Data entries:
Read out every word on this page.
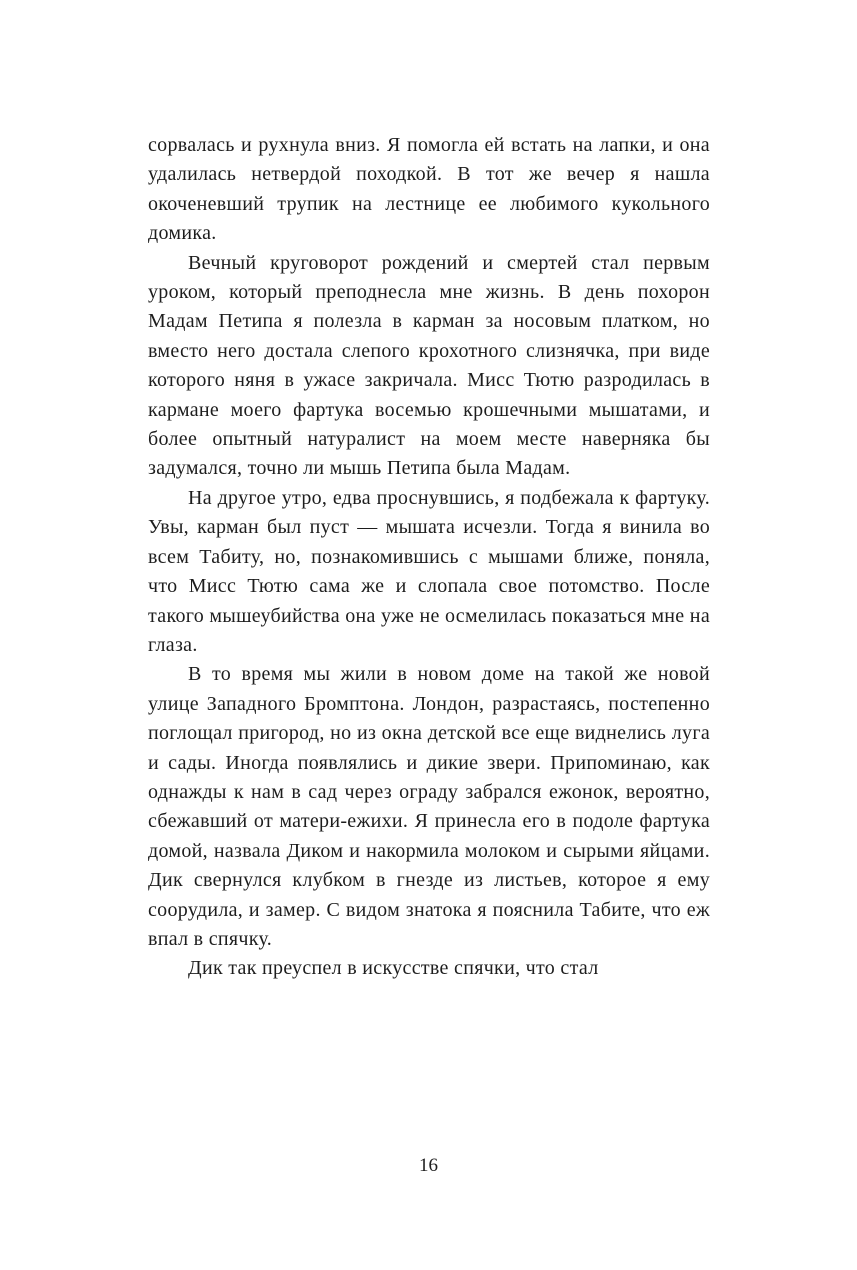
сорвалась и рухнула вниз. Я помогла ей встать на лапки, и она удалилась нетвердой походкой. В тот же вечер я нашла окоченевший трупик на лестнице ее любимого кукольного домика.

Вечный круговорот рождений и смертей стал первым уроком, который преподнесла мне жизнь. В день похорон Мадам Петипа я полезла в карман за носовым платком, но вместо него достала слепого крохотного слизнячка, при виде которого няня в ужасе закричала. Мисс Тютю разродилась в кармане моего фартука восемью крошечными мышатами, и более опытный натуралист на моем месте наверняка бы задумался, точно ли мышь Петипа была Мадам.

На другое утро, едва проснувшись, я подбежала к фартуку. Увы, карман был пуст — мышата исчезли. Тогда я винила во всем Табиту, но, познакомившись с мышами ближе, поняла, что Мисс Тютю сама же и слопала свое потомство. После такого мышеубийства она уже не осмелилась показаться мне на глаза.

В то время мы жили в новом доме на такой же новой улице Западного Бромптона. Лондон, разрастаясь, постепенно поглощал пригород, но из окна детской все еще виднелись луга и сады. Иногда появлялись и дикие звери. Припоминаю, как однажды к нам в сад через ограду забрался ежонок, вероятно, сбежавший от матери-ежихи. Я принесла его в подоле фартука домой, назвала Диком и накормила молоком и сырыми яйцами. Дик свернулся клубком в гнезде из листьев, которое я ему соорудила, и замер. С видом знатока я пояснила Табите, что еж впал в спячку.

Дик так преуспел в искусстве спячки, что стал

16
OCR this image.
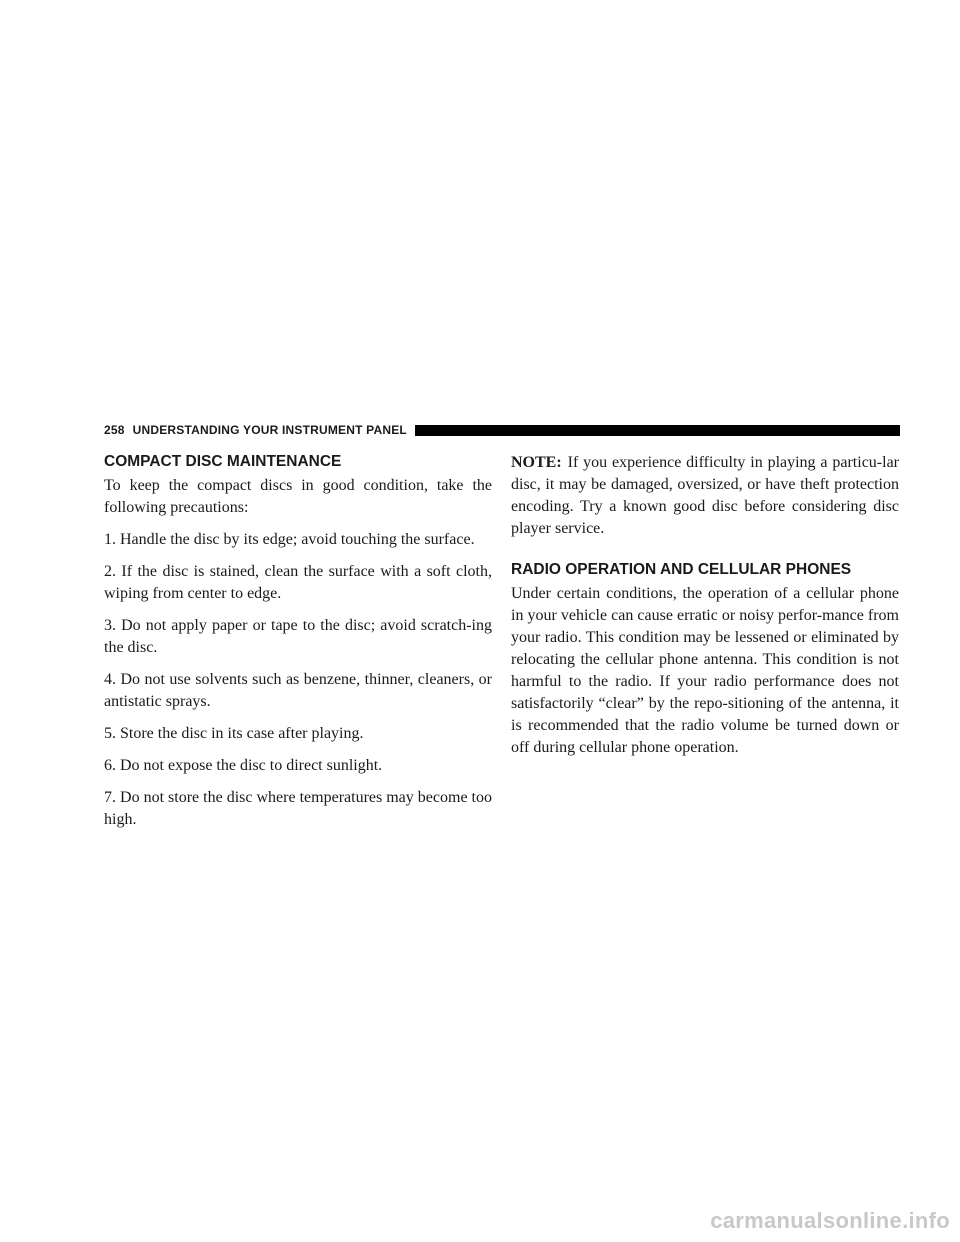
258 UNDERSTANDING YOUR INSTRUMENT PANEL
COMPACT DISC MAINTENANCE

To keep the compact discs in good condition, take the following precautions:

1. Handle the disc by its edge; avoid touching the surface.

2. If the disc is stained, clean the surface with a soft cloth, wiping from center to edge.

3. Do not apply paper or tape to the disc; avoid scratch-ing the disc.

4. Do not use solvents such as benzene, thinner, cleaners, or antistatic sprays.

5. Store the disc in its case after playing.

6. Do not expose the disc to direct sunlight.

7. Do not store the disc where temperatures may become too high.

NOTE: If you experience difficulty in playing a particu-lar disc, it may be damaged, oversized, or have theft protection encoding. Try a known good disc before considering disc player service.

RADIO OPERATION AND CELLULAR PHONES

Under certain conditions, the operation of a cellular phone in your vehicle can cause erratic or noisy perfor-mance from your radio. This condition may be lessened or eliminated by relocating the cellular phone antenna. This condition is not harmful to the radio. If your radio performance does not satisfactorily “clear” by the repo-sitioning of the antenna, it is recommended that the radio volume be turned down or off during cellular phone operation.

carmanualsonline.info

▶ **SHORT TASK**
Locate the word "avoid" in the data above. Copy every line carrying it.

▶ **PROBLEM SOLUTION**
1. Handle the disc by its edge; avoid touching the surface.
3. Do not apply paper or tape to the disc; avoid scratch-ing the disc.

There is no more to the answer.